[Items listed in a dataset]
(begin)
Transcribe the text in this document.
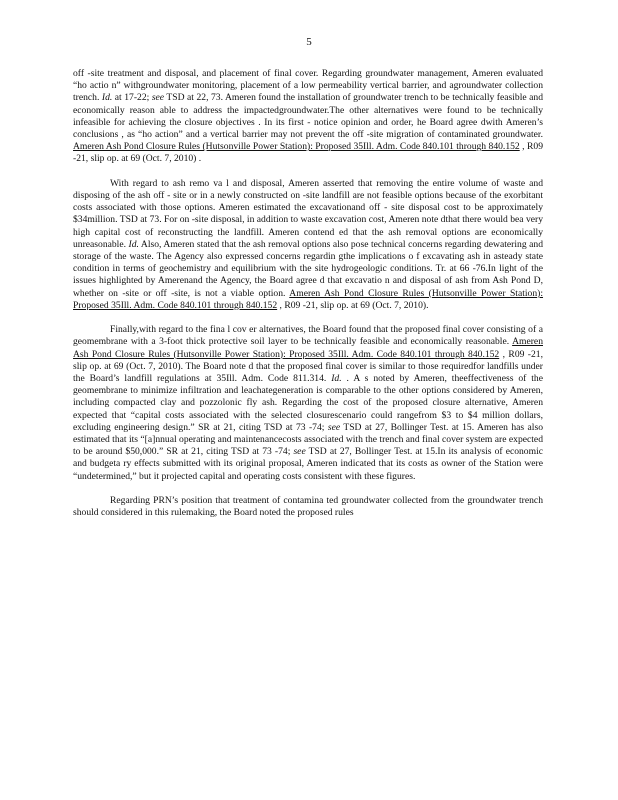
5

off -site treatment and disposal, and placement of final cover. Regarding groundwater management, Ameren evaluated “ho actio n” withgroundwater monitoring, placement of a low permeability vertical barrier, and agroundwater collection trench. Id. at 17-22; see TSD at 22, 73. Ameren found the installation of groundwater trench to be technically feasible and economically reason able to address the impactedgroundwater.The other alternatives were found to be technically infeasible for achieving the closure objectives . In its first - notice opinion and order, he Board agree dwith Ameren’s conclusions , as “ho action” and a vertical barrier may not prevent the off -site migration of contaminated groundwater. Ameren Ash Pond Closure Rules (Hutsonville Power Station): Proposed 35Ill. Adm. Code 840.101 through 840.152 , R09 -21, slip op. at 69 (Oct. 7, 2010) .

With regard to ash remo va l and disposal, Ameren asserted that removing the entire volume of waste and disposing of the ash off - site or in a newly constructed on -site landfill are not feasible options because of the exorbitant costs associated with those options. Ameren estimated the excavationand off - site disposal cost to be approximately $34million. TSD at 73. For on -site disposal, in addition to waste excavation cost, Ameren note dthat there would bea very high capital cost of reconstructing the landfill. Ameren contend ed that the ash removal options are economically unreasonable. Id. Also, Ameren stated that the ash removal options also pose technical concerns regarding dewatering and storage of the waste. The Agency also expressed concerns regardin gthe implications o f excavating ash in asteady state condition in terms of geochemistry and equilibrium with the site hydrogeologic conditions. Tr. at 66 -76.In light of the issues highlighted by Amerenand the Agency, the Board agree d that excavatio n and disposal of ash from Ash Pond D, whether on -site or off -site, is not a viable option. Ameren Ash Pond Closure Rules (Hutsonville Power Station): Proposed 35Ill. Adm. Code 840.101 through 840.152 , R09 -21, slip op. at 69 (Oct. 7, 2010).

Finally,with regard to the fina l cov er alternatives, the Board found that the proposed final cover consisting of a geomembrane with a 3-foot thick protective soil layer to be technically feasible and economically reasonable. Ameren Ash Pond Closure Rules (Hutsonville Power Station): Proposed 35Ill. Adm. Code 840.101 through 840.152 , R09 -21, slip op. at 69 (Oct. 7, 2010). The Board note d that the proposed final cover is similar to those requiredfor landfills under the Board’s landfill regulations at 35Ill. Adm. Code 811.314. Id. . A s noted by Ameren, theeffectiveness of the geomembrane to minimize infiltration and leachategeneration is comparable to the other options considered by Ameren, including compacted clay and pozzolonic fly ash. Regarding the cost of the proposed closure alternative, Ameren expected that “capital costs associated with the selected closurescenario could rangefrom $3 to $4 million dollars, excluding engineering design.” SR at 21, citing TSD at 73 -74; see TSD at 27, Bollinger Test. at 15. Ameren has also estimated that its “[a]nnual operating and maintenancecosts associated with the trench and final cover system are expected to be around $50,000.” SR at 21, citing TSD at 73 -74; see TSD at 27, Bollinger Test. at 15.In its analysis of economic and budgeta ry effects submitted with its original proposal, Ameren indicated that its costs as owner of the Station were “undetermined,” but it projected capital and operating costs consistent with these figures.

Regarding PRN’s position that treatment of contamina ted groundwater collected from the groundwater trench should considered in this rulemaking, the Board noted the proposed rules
(end)
▶ **What you should do**:
Look through the entries above; copy every line holding the string "this".

▶ **Exercise solution**:
Transcribe the text in this document.
Regarding PRN’s position that treatment of contamina ted groundwater collected from the groundwater trench should considered in this rulemaking, the Board noted the proposed rules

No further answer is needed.